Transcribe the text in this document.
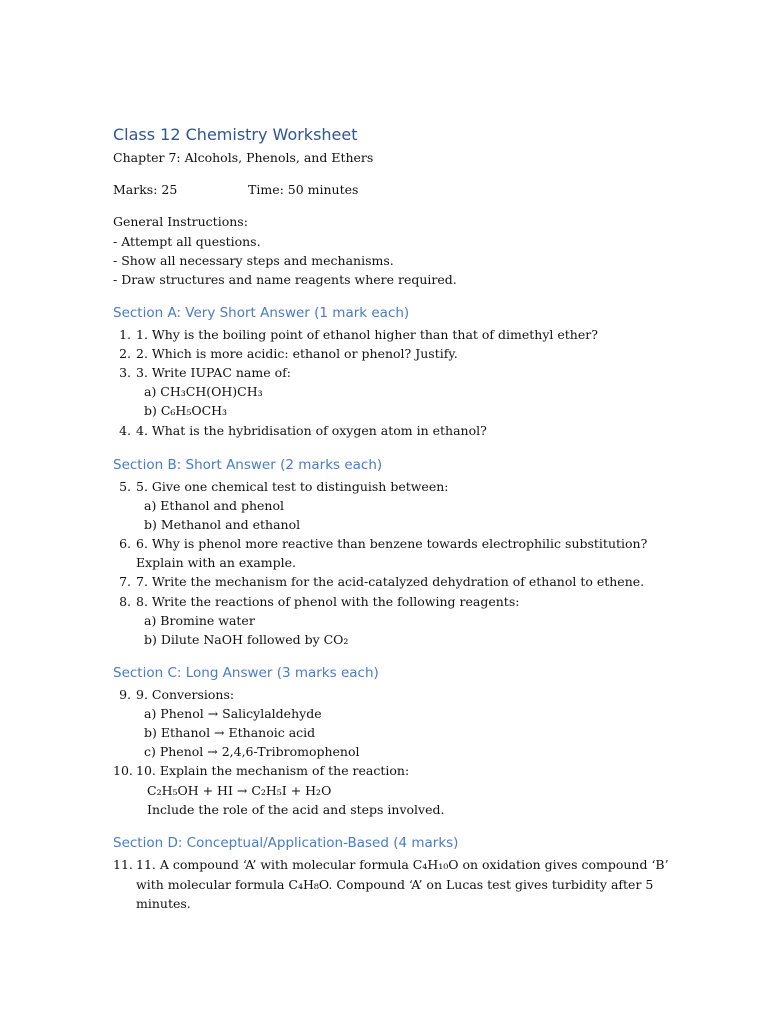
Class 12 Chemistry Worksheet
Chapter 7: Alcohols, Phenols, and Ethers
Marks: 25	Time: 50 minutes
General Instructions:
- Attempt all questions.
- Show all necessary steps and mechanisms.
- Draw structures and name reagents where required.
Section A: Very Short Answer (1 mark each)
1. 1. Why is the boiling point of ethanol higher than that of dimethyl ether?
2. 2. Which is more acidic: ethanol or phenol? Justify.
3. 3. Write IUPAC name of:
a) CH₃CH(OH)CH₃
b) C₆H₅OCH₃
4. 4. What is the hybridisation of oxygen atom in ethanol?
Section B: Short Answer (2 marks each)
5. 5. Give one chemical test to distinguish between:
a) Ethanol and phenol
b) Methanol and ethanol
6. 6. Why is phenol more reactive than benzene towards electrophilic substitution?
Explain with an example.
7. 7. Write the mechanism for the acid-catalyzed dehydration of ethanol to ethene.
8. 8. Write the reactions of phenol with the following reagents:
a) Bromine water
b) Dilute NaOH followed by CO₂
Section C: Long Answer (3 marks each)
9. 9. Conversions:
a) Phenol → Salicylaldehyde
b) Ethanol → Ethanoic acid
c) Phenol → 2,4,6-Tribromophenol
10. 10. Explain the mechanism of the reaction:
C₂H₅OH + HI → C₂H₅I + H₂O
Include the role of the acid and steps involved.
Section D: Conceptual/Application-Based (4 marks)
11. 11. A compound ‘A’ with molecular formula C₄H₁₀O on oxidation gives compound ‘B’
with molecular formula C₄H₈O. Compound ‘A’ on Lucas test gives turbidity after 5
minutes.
...
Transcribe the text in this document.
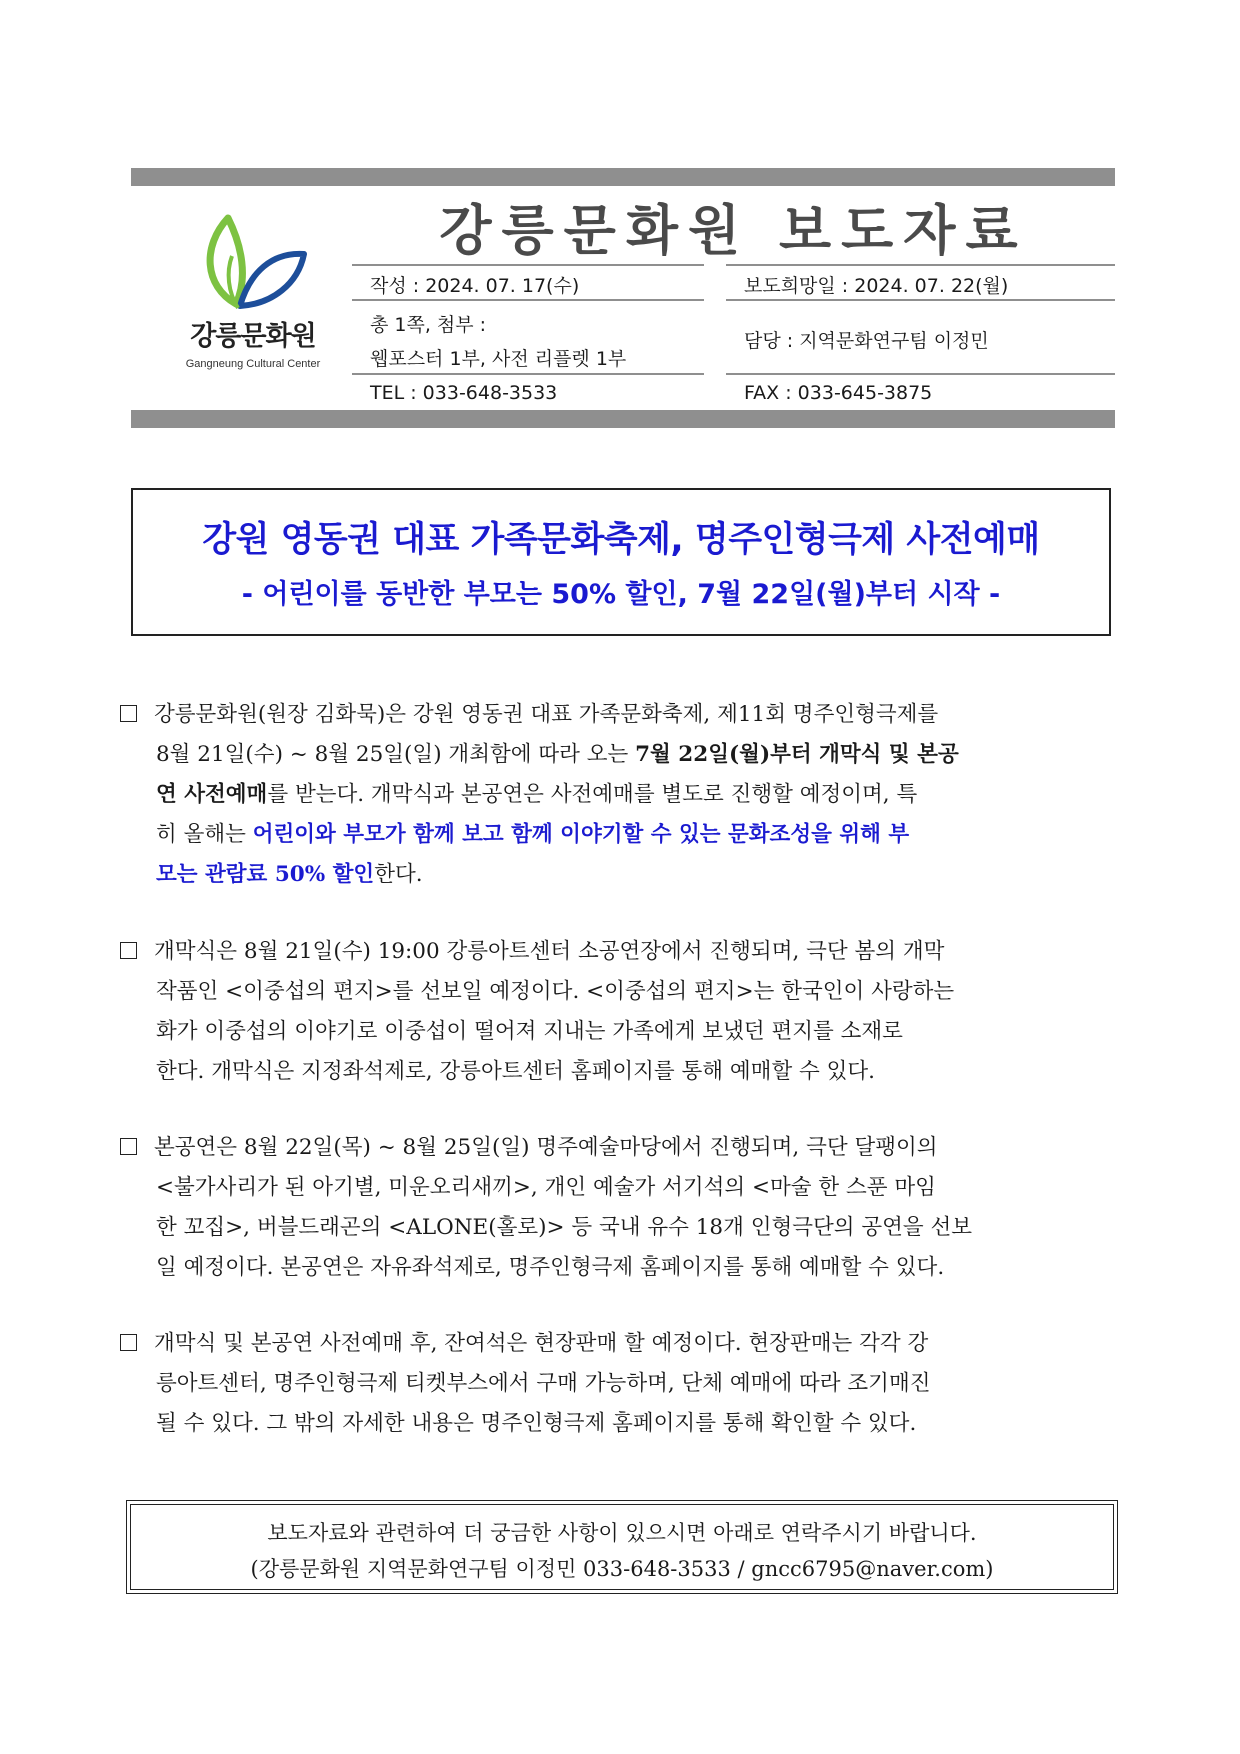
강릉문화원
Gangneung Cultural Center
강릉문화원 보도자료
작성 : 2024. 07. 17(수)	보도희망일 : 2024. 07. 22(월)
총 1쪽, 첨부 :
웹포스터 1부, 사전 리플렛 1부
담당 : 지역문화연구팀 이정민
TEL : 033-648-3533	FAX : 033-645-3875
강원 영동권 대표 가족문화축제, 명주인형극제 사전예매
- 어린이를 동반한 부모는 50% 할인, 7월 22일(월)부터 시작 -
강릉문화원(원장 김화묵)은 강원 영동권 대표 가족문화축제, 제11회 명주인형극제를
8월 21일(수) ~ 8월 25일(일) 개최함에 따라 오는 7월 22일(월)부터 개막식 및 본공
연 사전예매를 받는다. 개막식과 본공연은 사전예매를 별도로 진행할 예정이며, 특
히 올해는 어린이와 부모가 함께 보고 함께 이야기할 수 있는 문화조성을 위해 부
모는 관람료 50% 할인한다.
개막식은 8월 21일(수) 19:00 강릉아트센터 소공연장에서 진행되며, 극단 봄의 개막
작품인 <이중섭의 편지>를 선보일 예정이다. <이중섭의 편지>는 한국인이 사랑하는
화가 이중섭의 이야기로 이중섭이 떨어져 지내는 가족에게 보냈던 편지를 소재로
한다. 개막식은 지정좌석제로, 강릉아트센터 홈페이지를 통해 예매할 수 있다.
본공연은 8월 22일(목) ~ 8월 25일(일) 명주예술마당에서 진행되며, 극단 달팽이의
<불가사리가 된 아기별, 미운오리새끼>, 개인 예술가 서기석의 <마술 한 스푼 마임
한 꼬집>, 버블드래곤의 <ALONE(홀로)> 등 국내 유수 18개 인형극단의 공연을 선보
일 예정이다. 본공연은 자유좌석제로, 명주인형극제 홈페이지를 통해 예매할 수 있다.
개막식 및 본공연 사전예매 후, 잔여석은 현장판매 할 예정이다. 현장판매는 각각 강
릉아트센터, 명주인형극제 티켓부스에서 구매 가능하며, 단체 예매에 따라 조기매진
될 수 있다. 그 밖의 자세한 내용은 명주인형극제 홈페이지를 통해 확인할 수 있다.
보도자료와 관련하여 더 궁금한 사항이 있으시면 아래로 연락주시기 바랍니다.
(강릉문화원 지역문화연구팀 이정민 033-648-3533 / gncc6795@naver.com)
...
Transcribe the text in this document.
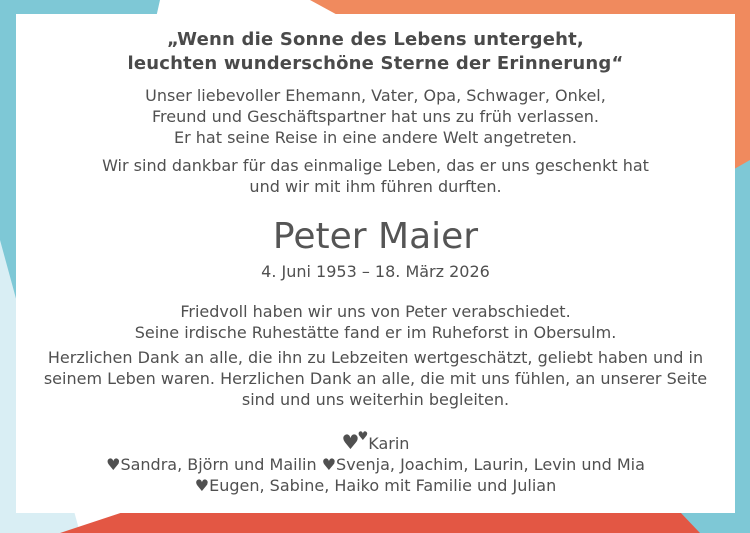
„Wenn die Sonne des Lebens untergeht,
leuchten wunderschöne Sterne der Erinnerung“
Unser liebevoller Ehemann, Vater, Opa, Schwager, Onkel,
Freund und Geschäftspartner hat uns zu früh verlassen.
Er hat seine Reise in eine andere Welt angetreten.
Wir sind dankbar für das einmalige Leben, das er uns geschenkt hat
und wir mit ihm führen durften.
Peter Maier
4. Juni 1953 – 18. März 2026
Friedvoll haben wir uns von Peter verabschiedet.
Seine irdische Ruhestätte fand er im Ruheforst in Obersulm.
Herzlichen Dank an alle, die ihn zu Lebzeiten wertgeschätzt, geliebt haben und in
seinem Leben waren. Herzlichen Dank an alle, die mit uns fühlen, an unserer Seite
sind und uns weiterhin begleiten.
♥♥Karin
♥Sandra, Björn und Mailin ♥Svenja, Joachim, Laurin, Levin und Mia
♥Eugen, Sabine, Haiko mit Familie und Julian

_GIVEN REQUEST_.
Show all lines from the data above in which the word "test" appears.

_RESPONSE_.
5. 5. Give one chemical test to distinguish between:
with molecular formula C₄H₈O. Compound ‘A’ on Lucas test gives turbidity after 5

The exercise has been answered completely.